TO BE DONE
Copy every line that mentions the word "plezier".

RAW RECORDS
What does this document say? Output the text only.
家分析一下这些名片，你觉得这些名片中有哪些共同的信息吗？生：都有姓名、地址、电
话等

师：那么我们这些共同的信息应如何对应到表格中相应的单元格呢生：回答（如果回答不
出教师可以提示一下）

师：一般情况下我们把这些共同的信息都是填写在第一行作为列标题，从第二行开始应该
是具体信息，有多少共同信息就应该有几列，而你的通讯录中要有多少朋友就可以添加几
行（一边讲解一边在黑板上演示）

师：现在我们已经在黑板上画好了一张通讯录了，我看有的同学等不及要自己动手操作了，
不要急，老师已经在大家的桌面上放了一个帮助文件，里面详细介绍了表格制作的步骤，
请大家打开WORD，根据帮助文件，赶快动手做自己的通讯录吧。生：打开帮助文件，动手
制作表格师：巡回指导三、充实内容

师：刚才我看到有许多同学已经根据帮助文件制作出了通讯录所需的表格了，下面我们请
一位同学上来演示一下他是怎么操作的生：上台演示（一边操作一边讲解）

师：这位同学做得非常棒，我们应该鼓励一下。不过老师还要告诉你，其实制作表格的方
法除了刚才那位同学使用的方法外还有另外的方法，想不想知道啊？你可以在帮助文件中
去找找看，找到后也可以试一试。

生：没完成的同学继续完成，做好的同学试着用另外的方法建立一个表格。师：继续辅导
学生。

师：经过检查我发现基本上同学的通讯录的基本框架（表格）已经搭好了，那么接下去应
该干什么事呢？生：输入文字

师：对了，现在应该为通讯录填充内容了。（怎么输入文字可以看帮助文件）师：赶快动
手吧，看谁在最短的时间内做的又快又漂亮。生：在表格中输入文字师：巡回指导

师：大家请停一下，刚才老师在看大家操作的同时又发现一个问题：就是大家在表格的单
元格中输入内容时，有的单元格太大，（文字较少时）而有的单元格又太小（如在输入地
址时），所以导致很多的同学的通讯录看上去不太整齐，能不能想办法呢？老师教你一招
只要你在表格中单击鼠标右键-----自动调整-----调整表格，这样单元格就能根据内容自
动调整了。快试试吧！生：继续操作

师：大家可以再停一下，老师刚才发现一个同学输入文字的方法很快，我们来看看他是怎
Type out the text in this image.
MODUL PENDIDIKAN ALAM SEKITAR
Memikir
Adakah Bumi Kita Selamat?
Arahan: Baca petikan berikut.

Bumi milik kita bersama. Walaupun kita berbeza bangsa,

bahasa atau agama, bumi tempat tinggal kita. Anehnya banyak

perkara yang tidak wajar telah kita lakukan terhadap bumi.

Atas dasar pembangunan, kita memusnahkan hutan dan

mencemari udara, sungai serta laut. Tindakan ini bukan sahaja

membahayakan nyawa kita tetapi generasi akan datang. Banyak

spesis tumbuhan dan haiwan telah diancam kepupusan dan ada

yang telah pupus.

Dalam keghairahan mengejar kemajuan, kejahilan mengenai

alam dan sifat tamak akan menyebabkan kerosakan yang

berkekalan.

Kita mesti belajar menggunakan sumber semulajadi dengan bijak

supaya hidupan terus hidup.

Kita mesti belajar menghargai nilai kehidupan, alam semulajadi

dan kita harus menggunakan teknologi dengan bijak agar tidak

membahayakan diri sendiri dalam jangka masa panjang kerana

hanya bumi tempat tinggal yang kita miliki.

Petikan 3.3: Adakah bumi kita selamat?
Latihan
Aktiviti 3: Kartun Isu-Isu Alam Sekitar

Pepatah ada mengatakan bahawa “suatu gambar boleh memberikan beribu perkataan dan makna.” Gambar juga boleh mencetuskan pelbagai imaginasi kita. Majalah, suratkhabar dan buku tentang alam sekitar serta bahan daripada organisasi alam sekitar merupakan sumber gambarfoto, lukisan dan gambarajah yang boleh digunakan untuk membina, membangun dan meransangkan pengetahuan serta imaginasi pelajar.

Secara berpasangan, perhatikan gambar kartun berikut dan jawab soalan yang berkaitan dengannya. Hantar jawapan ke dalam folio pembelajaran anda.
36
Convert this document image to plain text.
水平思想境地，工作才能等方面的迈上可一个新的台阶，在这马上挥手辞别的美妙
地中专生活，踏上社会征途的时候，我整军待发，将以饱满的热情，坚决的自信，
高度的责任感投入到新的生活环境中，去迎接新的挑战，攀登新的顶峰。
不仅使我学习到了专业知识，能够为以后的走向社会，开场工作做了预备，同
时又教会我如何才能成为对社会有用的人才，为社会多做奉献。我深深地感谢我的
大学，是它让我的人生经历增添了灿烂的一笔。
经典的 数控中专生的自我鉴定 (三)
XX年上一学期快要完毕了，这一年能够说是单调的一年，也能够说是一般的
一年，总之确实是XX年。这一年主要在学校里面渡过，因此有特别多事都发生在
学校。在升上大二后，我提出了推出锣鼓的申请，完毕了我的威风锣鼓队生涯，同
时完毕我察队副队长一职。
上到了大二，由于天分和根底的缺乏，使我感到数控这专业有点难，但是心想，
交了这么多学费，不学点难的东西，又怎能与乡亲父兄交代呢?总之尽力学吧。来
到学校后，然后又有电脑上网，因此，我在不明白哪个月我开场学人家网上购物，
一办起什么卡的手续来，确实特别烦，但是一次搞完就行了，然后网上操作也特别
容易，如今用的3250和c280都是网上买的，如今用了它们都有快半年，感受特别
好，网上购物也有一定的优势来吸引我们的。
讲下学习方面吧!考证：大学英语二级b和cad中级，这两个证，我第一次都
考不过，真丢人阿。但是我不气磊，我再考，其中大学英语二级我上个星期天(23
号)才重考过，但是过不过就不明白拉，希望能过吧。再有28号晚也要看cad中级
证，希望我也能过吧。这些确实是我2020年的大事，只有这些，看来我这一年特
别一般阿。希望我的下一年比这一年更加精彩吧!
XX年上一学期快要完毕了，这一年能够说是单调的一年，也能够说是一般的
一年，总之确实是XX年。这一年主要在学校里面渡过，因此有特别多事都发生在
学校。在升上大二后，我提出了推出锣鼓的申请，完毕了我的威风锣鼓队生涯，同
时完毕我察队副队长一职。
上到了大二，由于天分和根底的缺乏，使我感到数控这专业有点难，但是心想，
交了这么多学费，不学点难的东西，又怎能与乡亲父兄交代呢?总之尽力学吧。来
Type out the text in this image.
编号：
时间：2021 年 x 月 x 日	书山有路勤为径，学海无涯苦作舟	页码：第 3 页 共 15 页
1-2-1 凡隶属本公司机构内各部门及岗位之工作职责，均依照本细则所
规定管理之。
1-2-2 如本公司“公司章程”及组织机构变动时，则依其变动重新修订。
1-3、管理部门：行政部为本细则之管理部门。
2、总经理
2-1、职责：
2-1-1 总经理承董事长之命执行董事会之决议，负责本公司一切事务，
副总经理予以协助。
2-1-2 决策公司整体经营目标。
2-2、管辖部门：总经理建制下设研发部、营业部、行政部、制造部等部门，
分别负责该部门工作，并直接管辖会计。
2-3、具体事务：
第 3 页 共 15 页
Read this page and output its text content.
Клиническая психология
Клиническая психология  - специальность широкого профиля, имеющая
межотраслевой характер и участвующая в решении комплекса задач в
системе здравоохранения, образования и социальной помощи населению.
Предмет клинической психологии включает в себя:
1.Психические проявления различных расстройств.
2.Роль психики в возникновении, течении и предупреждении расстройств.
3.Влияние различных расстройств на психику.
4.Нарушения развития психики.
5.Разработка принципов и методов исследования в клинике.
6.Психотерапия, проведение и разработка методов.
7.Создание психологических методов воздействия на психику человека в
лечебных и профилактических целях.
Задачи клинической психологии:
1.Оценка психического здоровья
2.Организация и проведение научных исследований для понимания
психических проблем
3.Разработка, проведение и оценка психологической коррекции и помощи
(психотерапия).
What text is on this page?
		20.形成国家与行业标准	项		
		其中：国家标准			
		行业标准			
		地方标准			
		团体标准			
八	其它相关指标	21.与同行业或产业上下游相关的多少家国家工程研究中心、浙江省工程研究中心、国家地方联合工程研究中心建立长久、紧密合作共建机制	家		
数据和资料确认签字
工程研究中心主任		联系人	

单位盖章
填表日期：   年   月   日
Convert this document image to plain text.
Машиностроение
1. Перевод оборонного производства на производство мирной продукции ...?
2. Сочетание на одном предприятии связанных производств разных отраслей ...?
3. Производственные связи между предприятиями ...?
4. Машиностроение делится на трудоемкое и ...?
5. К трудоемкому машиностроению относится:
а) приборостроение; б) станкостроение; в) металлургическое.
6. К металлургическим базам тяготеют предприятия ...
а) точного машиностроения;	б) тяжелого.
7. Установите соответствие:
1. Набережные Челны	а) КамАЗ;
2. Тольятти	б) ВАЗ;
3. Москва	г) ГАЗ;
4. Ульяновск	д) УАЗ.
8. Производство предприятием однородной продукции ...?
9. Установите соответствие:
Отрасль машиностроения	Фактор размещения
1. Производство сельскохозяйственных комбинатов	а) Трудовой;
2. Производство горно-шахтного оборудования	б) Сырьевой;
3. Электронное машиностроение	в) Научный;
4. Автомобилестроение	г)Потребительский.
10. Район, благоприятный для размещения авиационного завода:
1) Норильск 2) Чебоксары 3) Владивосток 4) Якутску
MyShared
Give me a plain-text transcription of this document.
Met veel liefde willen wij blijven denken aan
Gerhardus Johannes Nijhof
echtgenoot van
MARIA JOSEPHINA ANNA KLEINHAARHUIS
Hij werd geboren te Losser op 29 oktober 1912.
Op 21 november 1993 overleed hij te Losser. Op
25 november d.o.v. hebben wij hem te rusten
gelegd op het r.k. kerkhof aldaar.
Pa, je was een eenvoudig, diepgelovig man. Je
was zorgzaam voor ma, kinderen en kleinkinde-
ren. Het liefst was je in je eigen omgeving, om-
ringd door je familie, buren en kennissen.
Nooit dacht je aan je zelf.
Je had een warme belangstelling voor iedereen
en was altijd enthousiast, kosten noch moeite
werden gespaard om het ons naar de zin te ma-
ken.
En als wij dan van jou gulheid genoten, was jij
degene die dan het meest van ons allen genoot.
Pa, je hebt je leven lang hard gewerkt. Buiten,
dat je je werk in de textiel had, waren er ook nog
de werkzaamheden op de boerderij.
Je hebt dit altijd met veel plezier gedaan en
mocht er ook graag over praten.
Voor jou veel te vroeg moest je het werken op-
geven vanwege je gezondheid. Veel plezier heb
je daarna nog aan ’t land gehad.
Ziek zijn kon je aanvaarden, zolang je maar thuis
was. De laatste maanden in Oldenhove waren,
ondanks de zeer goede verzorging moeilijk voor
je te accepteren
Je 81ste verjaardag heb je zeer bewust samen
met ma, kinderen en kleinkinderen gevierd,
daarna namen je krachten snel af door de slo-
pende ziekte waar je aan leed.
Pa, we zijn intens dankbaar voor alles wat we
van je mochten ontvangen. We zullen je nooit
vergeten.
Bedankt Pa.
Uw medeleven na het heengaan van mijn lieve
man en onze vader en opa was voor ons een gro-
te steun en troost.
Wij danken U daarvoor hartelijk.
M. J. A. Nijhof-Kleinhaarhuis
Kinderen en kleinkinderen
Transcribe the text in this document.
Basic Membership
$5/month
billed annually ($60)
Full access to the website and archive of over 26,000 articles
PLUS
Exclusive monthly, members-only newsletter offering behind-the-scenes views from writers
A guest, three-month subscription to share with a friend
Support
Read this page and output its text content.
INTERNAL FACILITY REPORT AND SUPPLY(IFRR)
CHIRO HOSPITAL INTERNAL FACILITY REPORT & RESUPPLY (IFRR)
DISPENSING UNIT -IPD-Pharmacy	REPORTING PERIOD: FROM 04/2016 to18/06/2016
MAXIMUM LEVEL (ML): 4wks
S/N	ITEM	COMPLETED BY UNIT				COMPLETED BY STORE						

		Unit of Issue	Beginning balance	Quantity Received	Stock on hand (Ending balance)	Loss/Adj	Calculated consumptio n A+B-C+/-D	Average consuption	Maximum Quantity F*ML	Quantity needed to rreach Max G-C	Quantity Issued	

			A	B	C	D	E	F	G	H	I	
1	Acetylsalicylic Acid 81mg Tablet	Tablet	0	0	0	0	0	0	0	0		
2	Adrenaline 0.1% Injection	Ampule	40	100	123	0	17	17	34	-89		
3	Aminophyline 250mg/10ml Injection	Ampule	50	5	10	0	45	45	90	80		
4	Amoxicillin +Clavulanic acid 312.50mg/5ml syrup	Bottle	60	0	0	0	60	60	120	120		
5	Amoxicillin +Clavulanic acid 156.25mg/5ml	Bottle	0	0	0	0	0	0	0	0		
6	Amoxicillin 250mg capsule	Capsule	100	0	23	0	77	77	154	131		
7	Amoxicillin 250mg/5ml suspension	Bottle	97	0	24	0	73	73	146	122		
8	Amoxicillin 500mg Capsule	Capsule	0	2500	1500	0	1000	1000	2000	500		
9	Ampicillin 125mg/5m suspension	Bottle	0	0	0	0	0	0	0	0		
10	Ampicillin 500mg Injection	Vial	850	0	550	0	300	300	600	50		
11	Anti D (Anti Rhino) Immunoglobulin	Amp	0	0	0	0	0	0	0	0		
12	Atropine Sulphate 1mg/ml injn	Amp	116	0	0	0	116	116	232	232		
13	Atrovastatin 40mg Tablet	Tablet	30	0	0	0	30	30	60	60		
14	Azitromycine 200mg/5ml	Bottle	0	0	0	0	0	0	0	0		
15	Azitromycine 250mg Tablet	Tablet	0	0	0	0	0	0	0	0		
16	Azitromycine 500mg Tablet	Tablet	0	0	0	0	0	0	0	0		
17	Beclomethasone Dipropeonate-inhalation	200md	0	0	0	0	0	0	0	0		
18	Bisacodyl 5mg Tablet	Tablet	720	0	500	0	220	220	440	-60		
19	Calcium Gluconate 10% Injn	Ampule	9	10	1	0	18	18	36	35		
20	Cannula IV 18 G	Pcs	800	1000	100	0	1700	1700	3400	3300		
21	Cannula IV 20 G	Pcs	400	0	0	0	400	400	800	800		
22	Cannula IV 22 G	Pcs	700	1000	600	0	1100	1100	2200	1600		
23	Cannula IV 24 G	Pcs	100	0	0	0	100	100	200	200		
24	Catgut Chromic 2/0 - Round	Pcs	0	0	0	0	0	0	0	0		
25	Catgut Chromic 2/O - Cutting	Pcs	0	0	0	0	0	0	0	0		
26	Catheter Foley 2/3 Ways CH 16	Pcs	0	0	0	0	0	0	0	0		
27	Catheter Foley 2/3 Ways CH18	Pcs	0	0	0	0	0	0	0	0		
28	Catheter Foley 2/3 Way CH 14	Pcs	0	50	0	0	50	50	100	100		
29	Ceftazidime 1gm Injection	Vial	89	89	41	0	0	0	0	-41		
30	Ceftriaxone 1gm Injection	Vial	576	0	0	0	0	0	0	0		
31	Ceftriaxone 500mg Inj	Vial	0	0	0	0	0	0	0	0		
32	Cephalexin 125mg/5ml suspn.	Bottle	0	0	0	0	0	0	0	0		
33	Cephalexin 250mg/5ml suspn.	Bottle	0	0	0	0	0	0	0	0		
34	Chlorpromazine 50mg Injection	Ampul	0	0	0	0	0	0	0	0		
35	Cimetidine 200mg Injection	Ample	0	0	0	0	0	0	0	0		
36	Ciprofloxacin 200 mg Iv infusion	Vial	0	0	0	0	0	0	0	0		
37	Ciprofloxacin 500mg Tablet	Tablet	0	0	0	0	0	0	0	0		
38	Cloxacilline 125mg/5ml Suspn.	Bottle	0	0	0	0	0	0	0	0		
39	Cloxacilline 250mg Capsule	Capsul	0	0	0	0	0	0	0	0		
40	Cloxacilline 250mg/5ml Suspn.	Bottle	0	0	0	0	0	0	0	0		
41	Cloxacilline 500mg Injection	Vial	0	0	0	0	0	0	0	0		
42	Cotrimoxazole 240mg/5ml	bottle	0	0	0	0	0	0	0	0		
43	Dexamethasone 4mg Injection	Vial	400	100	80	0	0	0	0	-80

SOLVED EXERCISE
Je hebt dit altijd met veel plezier gedaan en
geven vanwege je gezondheid. Veel plezier heb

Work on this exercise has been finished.